Set all the material down again unchanged, without the pictures.
━━━ RECORDS FOR PROCESSING ━━━
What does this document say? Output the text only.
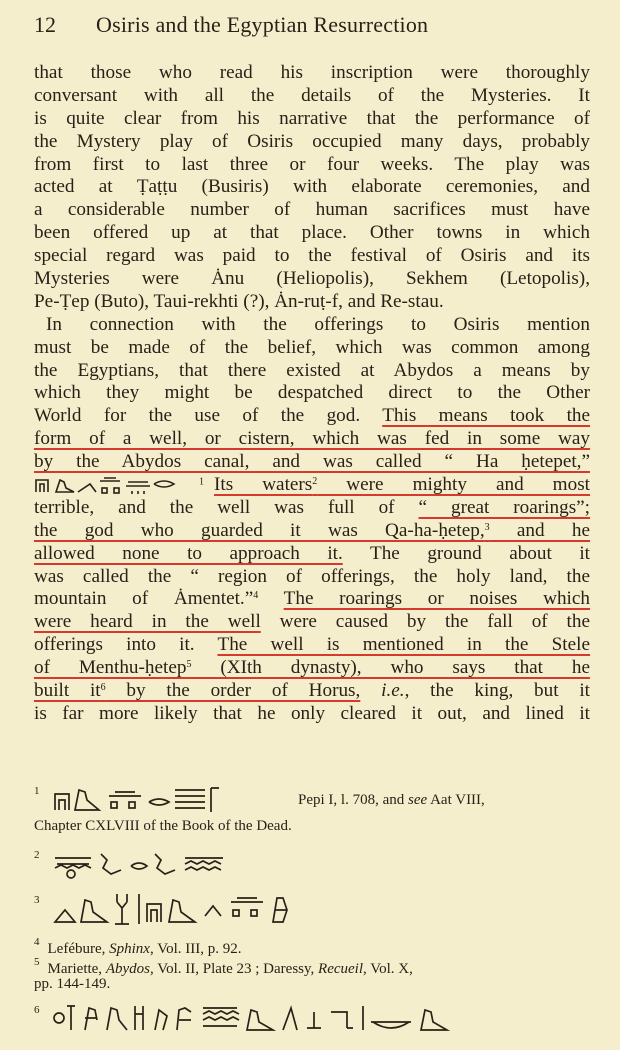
12 Osiris and the Egyptian Resurrection
that those who read his inscription were thoroughly
conversant with all the details of the Mysteries. It
is quite clear from his narrative that the performance of
the Mystery play of Osiris occupied many days, probably
from first to last three or four weeks. The play was
acted at Ṭaṭṭu (Busiris) with elaborate ceremonies, and
a considerable number of human sacrifices must have
been offered up at that place. Other towns in which
special regard was paid to the festival of Osiris and its
Mysteries were Ȧnu (Heliopolis), Sekhem (Letopolis),
Pe-Ṭep (Buto), Taui-rekhti (?), Ȧn-ruṭ-f, and Re-stau.
In connection with the offerings to Osiris mention
must be made of the belief, which was common among
the Egyptians, that there existed at Abydos a means by
which they might be despatched direct to the Other
World for the use of the god. This means took the
form of a well, or cistern, which was fed in some way
by the Abydos canal, and was called “ Ha ḥetepet,”
$^1$ Its waters$^2$ were mighty and most
terrible, and the well was full of “ great roarings”;
the god who guarded it was Qa-ha-ḥetep,$^3$ and he
allowed none to approach it. The ground about it
was called the “ region of offerings, the holy land, the
mountain of Ȧmentet.”$^4$ The roarings or noises which
were heard in the well were caused by the fall of the
offerings into it. The well is mentioned in the Stele
of Menthu-ḥetep$^5$ (XIth dynasty), who says that he
built $it^6$ by the order of Horus, i.e., the king, but it
is far more likely that he only cleared it out, and lined it
$^1$
Pepi I, l. 708, and see Aat VIII,
Chapter CXLVIII of the Book of the Dead.
$^2$
$^3$
$^4$ Lefébure, Sphinx, Vol. III, p. 92.
$^5$ Mariette, Abydos, Vol. II, Plate 23 ; Daressy, Recueil, Vol. X,
pp. 144-149.
$^6$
━━━
**ANSWER IN FULL:**
What does this document say? Output the text only.
12 Osiris and the Egyptian Resurrection
that those who read his inscription were thoroughly
conversant with all the details of the Mysteries. It
is quite clear from his narrative that the performance of
the Mystery play of Osiris occupied many days, probably
from first to last three or four weeks. The play was
acted at Ṭaṭṭu (Busiris) with elaborate ceremonies, and
a considerable number of human sacrifices must have
been offered up at that place. Other towns in which
special regard was paid to the festival of Osiris and its
Mysteries were Ȧnu (Heliopolis), Sekhem (Letopolis),
Pe-Ṭep (Buto), Taui-rekhti (?), Ȧn-ruṭ-f, and Re-stau.
In connection with the offerings to Osiris mention
must be made of the belief, which was common among
the Egyptians, that there existed at Abydos a means by
which they might be despatched direct to the Other
World for the use of the god. This means took the
form of a well, or cistern, which was fed in some way
by the Abydos canal, and was called “ Ha ḥetepet,”
$^1$ Its waters$^2$ were mighty and most
terrible, and the well was full of “ great roarings”;
the god who guarded it was Qa-ha-ḥetep,$^3$ and he
allowed none to approach it. The ground about it
was called the “ region of offerings, the holy land, the
mountain of Ȧmentet.”$^4$ The roarings or noises which
were heard in the well were caused by the fall of the
offerings into it. The well is mentioned in the Stele
of Menthu-ḥetep$^5$ (XIth dynasty), who says that he
built $it^6$ by the order of Horus, i.e., the king, but it
is far more likely that he only cleared it out, and lined it
$^1$
Pepi I, l. 708, and see Aat VIII,
Chapter CXLVIII of the Book of the Dead.
$^2$
$^3$
$^4$ Lefébure, Sphinx, Vol. III, p. 92.
$^5$ Mariette, Abydos, Vol. II, Plate 23 ; Daressy, Recueil, Vol. X,
pp. 144-149.
$^6$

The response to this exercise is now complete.